◆ **AIM OF THE TASK**
Look for the string "interpolated" in the lines and copy each line that has it.
[Start]
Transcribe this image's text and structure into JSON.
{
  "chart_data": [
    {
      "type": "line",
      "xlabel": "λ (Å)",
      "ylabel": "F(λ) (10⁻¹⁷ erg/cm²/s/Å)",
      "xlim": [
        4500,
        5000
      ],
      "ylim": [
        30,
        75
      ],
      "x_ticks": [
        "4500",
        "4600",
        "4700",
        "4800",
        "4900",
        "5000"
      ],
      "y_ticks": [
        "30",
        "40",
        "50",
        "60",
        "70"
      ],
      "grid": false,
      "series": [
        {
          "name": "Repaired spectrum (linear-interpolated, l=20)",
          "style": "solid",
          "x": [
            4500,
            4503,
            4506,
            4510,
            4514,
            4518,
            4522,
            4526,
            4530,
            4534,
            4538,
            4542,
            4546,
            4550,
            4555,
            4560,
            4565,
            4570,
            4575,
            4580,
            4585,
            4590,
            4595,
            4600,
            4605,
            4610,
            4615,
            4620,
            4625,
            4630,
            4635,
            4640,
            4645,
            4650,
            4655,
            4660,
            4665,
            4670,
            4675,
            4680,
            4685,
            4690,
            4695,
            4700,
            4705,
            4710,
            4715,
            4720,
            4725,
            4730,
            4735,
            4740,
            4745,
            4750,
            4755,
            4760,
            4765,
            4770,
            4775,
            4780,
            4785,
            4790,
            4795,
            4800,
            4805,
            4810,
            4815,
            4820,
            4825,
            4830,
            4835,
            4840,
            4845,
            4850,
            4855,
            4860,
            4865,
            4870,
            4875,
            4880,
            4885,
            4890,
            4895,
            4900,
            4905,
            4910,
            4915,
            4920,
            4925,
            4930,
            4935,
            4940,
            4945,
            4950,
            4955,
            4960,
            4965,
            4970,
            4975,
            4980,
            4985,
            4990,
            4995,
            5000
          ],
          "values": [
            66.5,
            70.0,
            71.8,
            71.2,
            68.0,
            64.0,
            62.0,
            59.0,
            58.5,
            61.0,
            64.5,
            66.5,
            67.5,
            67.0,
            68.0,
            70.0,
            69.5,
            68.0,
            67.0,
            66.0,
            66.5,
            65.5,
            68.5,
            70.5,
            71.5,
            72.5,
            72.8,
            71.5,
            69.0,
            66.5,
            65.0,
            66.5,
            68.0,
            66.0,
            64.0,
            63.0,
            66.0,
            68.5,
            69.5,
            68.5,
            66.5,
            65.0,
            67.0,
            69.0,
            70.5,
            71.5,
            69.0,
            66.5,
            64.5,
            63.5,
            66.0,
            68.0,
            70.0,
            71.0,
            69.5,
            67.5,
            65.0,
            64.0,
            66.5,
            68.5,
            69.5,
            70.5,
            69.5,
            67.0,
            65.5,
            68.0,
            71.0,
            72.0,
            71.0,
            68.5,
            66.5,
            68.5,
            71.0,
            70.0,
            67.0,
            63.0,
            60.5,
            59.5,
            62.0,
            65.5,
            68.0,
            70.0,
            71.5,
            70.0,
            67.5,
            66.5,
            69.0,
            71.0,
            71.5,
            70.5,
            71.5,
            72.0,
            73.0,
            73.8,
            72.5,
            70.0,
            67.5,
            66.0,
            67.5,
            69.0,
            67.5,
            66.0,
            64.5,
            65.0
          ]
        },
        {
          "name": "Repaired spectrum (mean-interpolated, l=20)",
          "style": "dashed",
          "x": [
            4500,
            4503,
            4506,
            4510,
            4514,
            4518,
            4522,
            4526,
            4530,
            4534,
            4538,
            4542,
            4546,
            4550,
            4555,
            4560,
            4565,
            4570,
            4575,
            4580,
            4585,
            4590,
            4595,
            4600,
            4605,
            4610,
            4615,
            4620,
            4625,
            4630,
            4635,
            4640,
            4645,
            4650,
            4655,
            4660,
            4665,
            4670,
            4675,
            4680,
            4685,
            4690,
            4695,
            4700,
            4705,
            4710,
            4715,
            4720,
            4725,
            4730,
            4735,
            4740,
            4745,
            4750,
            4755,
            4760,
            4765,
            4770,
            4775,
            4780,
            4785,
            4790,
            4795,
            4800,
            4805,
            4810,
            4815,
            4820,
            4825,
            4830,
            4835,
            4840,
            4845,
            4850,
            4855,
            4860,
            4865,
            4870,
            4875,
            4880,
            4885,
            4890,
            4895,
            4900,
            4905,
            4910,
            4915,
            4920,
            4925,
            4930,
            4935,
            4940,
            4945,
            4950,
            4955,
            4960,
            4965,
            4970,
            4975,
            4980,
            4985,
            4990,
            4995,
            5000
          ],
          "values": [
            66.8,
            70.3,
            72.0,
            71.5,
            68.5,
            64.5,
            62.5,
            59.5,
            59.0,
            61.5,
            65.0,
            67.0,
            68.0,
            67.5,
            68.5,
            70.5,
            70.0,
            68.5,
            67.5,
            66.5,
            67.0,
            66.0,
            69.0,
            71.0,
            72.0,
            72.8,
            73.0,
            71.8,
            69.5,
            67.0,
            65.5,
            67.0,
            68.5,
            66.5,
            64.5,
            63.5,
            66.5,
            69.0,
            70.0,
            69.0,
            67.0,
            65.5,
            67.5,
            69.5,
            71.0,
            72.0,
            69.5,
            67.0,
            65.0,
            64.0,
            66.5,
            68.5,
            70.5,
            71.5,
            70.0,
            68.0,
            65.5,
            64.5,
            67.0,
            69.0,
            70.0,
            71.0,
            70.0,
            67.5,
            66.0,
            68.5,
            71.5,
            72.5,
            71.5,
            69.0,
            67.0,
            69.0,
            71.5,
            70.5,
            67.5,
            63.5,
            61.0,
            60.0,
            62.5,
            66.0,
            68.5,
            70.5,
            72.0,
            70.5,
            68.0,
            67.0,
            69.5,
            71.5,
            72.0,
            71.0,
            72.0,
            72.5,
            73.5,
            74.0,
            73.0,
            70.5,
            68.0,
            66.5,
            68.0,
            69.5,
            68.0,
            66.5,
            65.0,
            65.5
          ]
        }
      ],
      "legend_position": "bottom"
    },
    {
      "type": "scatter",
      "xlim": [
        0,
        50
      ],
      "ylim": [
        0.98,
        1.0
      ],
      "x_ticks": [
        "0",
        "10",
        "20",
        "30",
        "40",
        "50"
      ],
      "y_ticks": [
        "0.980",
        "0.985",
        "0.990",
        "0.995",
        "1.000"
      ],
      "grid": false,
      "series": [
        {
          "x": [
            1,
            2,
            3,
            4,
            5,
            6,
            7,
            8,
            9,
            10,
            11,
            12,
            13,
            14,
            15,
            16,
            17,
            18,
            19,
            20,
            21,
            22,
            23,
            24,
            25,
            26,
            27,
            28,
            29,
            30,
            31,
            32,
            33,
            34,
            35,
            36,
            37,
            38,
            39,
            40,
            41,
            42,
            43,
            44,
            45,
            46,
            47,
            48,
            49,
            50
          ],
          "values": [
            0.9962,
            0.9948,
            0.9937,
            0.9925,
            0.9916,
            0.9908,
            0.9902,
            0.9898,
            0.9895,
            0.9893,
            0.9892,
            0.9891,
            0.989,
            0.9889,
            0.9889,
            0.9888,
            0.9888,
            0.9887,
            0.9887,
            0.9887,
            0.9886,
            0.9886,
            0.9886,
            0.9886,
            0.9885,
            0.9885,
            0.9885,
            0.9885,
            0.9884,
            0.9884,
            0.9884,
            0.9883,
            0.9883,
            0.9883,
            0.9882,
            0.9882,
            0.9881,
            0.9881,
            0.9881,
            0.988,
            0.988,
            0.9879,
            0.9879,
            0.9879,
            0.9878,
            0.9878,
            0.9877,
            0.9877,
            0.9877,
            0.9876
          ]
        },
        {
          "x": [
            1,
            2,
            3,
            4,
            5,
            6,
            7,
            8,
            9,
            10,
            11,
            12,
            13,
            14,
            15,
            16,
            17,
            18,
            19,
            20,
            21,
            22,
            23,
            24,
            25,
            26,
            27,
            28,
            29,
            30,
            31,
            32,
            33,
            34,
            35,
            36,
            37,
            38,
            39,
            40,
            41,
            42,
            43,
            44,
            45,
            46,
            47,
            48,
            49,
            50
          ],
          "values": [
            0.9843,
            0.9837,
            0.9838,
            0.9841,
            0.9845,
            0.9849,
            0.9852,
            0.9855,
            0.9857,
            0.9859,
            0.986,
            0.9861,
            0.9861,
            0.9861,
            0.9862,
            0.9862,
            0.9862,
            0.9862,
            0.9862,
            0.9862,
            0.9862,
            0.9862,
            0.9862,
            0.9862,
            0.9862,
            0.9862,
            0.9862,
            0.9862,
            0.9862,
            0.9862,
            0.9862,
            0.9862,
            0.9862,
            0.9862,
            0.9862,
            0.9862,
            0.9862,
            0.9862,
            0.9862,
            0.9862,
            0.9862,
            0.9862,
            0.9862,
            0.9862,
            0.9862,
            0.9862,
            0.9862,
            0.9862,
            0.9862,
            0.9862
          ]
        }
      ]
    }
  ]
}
[End]
◆ **WORKED SOLUTION**
          "name": "Repaired spectrum (linear-interpolated, l=20)",
          "name": "Repaired spectrum (mean-interpolated, l=20)",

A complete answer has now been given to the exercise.